What is needed
Repeat the entire listing exactly.

== == ==

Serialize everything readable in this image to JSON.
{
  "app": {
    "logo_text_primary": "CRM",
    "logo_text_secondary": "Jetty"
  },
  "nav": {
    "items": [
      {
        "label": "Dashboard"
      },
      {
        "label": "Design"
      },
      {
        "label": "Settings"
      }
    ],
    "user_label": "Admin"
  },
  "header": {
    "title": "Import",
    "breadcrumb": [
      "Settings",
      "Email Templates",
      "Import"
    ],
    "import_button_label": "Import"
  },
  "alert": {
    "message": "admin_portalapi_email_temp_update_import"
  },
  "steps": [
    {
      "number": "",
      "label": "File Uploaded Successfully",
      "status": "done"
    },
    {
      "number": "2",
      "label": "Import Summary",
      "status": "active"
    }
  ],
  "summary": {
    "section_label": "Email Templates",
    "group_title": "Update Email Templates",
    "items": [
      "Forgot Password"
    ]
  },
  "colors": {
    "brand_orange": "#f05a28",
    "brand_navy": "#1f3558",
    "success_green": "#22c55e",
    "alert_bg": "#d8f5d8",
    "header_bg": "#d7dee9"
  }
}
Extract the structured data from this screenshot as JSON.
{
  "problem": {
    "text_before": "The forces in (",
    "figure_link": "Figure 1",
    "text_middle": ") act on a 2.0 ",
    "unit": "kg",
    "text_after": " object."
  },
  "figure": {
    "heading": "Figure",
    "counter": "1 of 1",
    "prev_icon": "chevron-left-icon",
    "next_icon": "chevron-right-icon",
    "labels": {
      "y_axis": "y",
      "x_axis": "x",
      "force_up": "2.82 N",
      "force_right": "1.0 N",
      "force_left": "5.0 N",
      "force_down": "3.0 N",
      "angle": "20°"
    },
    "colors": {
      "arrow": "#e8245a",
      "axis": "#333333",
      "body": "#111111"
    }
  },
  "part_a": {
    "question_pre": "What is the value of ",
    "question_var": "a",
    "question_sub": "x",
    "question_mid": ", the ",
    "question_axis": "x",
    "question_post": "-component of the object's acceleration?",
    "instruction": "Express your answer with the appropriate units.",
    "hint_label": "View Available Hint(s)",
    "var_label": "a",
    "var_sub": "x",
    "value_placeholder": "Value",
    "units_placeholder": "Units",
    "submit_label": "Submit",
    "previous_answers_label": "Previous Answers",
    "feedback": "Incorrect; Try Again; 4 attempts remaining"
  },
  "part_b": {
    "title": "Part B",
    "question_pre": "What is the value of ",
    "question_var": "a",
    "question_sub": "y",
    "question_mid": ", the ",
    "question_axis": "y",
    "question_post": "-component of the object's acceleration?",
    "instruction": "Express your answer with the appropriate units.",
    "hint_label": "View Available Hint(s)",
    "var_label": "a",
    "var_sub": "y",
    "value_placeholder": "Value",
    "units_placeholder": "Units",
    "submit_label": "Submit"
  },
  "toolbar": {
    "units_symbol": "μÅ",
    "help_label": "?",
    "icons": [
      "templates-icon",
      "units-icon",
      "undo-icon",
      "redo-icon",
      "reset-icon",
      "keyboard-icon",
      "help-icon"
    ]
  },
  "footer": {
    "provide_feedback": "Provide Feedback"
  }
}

== == ==

Task solution
Serialize everything readable in this image to JSON.
{
  "app": {
    "logo_text_primary": "CRM",
    "logo_text_secondary": "Jetty"
  },
  "nav": {
    "items": [
      {
        "label": "Dashboard"
      },
      {
        "label": "Design"
      },
      {
        "label": "Settings"
      }
    ],
    "user_label": "Admin"
  },
  "header": {
    "title": "Import",
    "breadcrumb": [
      "Settings",
      "Email Templates",
      "Import"
    ],
    "import_button_label": "Import"
  },
  "alert": {
    "message": "admin_portalapi_email_temp_update_import"
  },
  "steps": [
    {
      "number": "",
      "label": "File Uploaded Successfully",
      "status": "done"
    },
    {
      "number": "2",
      "label": "Import Summary",
      "status": "active"
    }
  ],
  "summary": {
    "section_label": "Email Templates",
    "group_title": "Update Email Templates",
    "items": [
      "Forgot Password"
    ]
  },
  "colors": {
    "brand_orange": "#f05a28",
    "brand_navy": "#1f3558",
    "success_green": "#22c55e",
    "alert_bg": "#d8f5d8",
    "header_bg": "#d7dee9"
  }
}
Extract the structured data from this screenshot as JSON.
{
  "problem": {
    "text_before": "The forces in (",
    "figure_link": "Figure 1",
    "text_middle": ") act on a 2.0 ",
    "unit": "kg",
    "text_after": " object."
  },
  "figure": {
    "heading": "Figure",
    "counter": "1 of 1",
    "prev_icon": "chevron-left-icon",
    "next_icon": "chevron-right-icon",
    "labels": {
      "y_axis": "y",
      "x_axis": "x",
      "force_up": "2.82 N",
      "force_right": "1.0 N",
      "force_left": "5.0 N",
      "force_down": "3.0 N",
      "angle": "20°"
    },
    "colors": {
      "arrow": "#e8245a",
      "axis": "#333333",
      "body": "#111111"
    }
  },
  "part_a": {
    "question_pre": "What is the value of ",
    "question_var": "a",
    "question_sub": "x",
    "question_mid": ", the ",
    "question_axis": "x",
    "question_post": "-component of the object's acceleration?",
    "instruction": "Express your answer with the appropriate units.",
    "hint_label": "View Available Hint(s)",
    "var_label": "a",
    "var_sub": "x",
    "value_placeholder": "Value",
    "units_placeholder": "Units",
    "submit_label": "Submit",
    "previous_answers_label": "Previous Answers",
    "feedback": "Incorrect; Try Again; 4 attempts remaining"
  },
  "part_b": {
    "title": "Part B",
    "question_pre": "What is the value of ",
    "question_var": "a",
    "question_sub": "y",
    "question_mid": ", the ",
    "question_axis": "y",
    "question_post": "-component of the object's acceleration?",
    "instruction": "Express your answer with the appropriate units.",
    "hint_label": "View Available Hint(s)",
    "var_label": "a",
    "var_sub": "y",
    "value_placeholder": "Value",
    "units_placeholder": "Units",
    "submit_label": "Submit"
  },
  "toolbar": {
    "units_symbol": "μÅ",
    "help_label": "?",
    "icons": [
      "templates-icon",
      "units-icon",
      "undo-icon",
      "redo-icon",
      "reset-icon",
      "keyboard-icon",
      "help-icon"
    ]
  },
  "footer": {
    "provide_feedback": "Provide Feedback"
  }
}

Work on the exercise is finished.